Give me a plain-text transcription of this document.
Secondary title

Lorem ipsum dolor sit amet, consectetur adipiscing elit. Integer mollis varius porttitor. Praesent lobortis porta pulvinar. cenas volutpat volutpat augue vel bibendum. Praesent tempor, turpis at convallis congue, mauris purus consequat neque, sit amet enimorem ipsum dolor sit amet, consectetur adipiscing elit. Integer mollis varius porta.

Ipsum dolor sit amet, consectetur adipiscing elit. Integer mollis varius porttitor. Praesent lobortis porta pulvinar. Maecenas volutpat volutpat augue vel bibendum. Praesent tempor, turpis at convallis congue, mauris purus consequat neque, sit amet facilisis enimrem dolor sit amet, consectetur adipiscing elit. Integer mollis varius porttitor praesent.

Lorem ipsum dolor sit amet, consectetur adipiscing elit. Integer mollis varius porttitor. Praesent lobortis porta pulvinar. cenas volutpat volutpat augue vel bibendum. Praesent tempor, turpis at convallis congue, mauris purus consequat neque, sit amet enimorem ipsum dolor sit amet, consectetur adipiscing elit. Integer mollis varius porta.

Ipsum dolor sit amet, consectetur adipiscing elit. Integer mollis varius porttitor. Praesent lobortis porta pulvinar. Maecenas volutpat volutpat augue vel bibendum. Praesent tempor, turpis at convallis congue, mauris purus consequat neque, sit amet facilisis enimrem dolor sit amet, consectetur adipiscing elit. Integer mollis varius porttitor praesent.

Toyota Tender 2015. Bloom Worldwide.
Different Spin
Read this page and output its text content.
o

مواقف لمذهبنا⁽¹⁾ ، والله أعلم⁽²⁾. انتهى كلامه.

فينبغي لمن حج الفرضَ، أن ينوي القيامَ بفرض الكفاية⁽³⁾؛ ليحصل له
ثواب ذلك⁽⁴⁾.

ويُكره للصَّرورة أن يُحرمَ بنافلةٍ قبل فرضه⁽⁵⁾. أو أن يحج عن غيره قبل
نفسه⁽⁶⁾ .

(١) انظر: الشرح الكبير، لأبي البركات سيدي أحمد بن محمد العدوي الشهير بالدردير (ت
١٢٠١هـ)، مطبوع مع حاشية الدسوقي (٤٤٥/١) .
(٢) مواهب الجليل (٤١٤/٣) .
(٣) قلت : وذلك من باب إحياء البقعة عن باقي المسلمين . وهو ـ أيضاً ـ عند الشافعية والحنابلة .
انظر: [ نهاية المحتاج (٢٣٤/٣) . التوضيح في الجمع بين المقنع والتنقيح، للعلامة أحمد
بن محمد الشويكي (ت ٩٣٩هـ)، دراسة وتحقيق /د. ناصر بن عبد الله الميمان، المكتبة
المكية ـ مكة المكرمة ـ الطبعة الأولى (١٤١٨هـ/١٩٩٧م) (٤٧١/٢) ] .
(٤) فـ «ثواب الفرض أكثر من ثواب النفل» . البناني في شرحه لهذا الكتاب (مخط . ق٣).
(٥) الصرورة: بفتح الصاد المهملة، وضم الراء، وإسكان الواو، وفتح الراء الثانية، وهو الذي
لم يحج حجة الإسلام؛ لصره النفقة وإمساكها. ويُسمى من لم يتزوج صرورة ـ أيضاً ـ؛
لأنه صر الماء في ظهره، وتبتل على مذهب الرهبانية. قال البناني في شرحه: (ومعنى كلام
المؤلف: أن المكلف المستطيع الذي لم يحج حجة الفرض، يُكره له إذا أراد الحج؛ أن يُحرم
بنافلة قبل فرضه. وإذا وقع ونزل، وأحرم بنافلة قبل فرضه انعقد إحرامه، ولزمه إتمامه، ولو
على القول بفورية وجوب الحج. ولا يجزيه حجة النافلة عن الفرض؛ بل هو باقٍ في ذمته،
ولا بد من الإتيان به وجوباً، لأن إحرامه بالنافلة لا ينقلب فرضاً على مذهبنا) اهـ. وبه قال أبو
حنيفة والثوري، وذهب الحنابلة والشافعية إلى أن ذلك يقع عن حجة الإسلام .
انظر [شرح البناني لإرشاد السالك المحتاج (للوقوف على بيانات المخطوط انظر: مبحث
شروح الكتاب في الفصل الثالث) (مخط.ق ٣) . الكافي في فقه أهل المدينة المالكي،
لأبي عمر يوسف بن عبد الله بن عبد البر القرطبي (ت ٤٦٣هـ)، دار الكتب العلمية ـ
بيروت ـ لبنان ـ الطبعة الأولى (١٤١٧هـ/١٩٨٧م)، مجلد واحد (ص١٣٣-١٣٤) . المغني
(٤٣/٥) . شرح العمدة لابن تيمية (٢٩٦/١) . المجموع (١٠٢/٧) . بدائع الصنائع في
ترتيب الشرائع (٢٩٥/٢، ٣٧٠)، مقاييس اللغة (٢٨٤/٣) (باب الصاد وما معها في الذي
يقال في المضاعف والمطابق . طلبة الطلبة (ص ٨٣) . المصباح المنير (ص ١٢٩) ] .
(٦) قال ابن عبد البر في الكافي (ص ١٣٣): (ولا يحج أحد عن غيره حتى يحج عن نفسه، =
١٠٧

※

- **WHAT YOU SHOULD DO**: Restate the data above word for word, please.

- **SOLUTION TO THIS TASK**:
Give me a plain-text transcription of this document.
Secondary title

Lorem ipsum dolor sit amet, consectetur adipiscing elit. Integer mollis varius porttitor. Praesent lobortis porta pulvinar. cenas volutpat volutpat augue vel bibendum. Praesent tempor, turpis at convallis congue, mauris purus consequat neque, sit amet enimorem ipsum dolor sit amet, consectetur adipiscing elit. Integer mollis varius porta.

Ipsum dolor sit amet, consectetur adipiscing elit. Integer mollis varius porttitor. Praesent lobortis porta pulvinar. Maecenas volutpat volutpat augue vel bibendum. Praesent tempor, turpis at convallis congue, mauris purus consequat neque, sit amet facilisis enimrem dolor sit amet, consectetur adipiscing elit. Integer mollis varius porttitor praesent.

Lorem ipsum dolor sit amet, consectetur adipiscing elit. Integer mollis varius porttitor. Praesent lobortis porta pulvinar. cenas volutpat volutpat augue vel bibendum. Praesent tempor, turpis at convallis congue, mauris purus consequat neque, sit amet enimorem ipsum dolor sit amet, consectetur adipiscing elit. Integer mollis varius porta.

Ipsum dolor sit amet, consectetur adipiscing elit. Integer mollis varius porttitor. Praesent lobortis porta pulvinar. Maecenas volutpat volutpat augue vel bibendum. Praesent tempor, turpis at convallis congue, mauris purus consequat neque, sit amet facilisis enimrem dolor sit amet, consectetur adipiscing elit. Integer mollis varius porttitor praesent.

Toyota Tender 2015. Bloom Worldwide.
Different Spin
Read this page and output its text content.
o

مواقف لمذهبنا⁽¹⁾ ، والله أعلم⁽²⁾. انتهى كلامه.

فينبغي لمن حج الفرضَ، أن ينوي القيامَ بفرض الكفاية⁽³⁾؛ ليحصل له
ثواب ذلك⁽⁴⁾.

ويُكره للصَّرورة أن يُحرمَ بنافلةٍ قبل فرضه⁽⁵⁾. أو أن يحج عن غيره قبل
نفسه⁽⁶⁾ .

(١) انظر: الشرح الكبير، لأبي البركات سيدي أحمد بن محمد العدوي الشهير بالدردير (ت
١٢٠١هـ)، مطبوع مع حاشية الدسوقي (٤٤٥/١) .
(٢) مواهب الجليل (٤١٤/٣) .
(٣) قلت : وذلك من باب إحياء البقعة عن باقي المسلمين . وهو ـ أيضاً ـ عند الشافعية والحنابلة .
انظر: [ نهاية المحتاج (٢٣٤/٣) . التوضيح في الجمع بين المقنع والتنقيح، للعلامة أحمد
بن محمد الشويكي (ت ٩٣٩هـ)، دراسة وتحقيق /د. ناصر بن عبد الله الميمان، المكتبة
المكية ـ مكة المكرمة ـ الطبعة الأولى (١٤١٨هـ/١٩٩٧م) (٤٧١/٢) ] .
(٤) فـ «ثواب الفرض أكثر من ثواب النفل» . البناني في شرحه لهذا الكتاب (مخط . ق٣).
(٥) الصرورة: بفتح الصاد المهملة، وضم الراء، وإسكان الواو، وفتح الراء الثانية، وهو الذي
لم يحج حجة الإسلام؛ لصره النفقة وإمساكها. ويُسمى من لم يتزوج صرورة ـ أيضاً ـ؛
لأنه صر الماء في ظهره، وتبتل على مذهب الرهبانية. قال البناني في شرحه: (ومعنى كلام
المؤلف: أن المكلف المستطيع الذي لم يحج حجة الفرض، يُكره له إذا أراد الحج؛ أن يُحرم
بنافلة قبل فرضه. وإذا وقع ونزل، وأحرم بنافلة قبل فرضه انعقد إحرامه، ولزمه إتمامه، ولو
على القول بفورية وجوب الحج. ولا يجزيه حجة النافلة عن الفرض؛ بل هو باقٍ في ذمته،
ولا بد من الإتيان به وجوباً، لأن إحرامه بالنافلة لا ينقلب فرضاً على مذهبنا) اهـ. وبه قال أبو
حنيفة والثوري، وذهب الحنابلة والشافعية إلى أن ذلك يقع عن حجة الإسلام .
انظر [شرح البناني لإرشاد السالك المحتاج (للوقوف على بيانات المخطوط انظر: مبحث
شروح الكتاب في الفصل الثالث) (مخط.ق ٣) . الكافي في فقه أهل المدينة المالكي،
لأبي عمر يوسف بن عبد الله بن عبد البر القرطبي (ت ٤٦٣هـ)، دار الكتب العلمية ـ
بيروت ـ لبنان ـ الطبعة الأولى (١٤١٧هـ/١٩٨٧م)، مجلد واحد (ص١٣٣-١٣٤) . المغني
(٤٣/٥) . شرح العمدة لابن تيمية (٢٩٦/١) . المجموع (١٠٢/٧) . بدائع الصنائع في
ترتيب الشرائع (٢٩٥/٢، ٣٧٠)، مقاييس اللغة (٢٨٤/٣) (باب الصاد وما معها في الذي
يقال في المضاعف والمطابق . طلبة الطلبة (ص ٨٣) . المصباح المنير (ص ١٢٩) ] .
(٦) قال ابن عبد البر في الكافي (ص ١٣٣): (ولا يحج أحد عن غيره حتى يحج عن نفسه، =
١٠٧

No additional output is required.